(A run of records)
==============================

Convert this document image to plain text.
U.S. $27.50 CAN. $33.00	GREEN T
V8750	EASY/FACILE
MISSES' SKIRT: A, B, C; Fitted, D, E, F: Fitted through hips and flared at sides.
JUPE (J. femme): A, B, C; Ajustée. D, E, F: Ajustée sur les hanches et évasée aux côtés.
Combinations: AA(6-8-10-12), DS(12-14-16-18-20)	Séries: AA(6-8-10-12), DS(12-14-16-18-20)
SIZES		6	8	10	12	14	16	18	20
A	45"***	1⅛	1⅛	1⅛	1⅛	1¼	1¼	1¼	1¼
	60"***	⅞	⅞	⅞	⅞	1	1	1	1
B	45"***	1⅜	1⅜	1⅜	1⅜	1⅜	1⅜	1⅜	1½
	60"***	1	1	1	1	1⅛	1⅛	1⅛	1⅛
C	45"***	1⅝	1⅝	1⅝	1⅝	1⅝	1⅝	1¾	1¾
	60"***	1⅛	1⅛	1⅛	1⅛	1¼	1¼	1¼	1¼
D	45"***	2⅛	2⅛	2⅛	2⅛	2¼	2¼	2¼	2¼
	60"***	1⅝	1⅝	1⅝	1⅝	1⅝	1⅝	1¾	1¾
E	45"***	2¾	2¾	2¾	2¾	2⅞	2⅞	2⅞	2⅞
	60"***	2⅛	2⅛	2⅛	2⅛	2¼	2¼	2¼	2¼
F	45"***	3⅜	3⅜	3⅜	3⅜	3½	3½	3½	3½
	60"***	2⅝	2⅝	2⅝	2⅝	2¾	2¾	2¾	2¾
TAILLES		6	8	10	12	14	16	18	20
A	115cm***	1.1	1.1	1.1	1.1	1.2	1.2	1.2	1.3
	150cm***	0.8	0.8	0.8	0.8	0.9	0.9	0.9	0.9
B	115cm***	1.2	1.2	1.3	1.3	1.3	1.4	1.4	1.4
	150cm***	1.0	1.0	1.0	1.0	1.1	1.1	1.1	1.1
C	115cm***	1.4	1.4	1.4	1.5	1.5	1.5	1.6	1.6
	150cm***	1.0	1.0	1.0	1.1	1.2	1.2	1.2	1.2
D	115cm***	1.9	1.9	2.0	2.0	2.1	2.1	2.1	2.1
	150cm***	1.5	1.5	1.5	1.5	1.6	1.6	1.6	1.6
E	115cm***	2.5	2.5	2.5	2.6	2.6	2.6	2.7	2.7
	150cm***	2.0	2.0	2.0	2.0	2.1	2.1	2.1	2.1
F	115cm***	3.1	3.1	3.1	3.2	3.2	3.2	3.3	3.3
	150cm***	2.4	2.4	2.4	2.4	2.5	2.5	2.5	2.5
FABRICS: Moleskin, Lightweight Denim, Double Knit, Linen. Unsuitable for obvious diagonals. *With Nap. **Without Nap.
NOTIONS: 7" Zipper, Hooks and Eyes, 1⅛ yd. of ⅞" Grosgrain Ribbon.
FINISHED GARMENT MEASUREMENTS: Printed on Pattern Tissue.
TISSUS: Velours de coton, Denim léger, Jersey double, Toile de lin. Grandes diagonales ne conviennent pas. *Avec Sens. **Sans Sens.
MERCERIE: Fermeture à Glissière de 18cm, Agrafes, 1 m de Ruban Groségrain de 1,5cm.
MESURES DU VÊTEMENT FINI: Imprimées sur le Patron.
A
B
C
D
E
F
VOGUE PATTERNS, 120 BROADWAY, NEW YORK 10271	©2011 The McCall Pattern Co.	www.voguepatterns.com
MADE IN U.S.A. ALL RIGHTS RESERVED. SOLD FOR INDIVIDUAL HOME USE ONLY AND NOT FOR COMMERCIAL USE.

==============================

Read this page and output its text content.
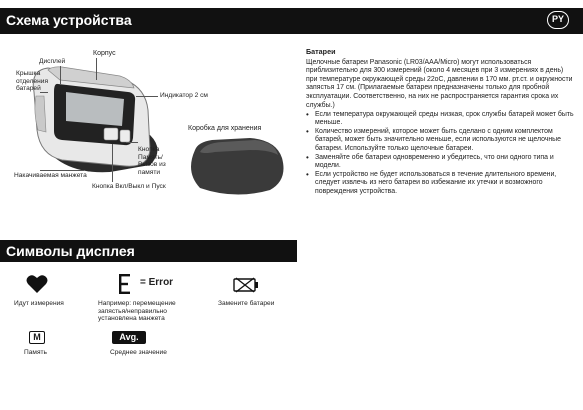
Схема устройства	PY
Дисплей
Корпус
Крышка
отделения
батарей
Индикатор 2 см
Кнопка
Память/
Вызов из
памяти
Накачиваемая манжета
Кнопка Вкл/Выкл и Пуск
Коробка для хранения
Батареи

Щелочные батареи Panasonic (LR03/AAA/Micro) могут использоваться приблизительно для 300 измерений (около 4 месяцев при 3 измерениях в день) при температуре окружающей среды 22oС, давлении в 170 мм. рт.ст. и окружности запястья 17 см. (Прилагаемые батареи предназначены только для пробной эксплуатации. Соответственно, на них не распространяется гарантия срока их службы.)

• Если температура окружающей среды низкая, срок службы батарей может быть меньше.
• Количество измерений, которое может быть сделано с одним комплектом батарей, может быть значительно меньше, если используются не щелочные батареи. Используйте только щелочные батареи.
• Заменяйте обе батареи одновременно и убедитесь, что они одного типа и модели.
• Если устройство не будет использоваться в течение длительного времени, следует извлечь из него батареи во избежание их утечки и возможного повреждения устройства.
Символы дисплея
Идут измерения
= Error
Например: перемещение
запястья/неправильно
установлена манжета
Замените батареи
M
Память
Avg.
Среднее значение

==============================

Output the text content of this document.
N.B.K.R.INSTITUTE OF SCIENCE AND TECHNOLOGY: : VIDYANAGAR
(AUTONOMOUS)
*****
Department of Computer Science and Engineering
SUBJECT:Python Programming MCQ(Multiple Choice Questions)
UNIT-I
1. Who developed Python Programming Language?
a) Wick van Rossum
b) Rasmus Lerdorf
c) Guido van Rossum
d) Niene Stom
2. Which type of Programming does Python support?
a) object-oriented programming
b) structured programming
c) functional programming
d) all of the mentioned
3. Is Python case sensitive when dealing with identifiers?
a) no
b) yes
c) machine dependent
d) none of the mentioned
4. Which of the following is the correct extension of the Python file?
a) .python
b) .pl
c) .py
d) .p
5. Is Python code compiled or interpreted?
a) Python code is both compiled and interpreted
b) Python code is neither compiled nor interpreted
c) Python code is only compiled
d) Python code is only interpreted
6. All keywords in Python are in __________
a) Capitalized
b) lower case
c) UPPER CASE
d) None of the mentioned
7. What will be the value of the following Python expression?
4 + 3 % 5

==============================

Problem statement:
From the entries, copy out each line containing the word "только".

Answer below:
Щелочные батареи Panasonic (LR03/AAA/Micro) могут использоваться приблизительно для 300 измерений (около 4 месяцев при 3 измерениях в день) при температуре окружающей среды 22oС, давлении в 170 мм. рт.ст. и окружности запястья 17 см. (Прилагаемые батареи предназначены только для пробной эксплуатации. Соответственно, на них не распространяется гарантия срока их службы.)
• Количество измерений, которое может быть сделано с одним комплектом батарей, может быть значительно меньше, если используются не щелочные батареи. Используйте только щелочные батареи.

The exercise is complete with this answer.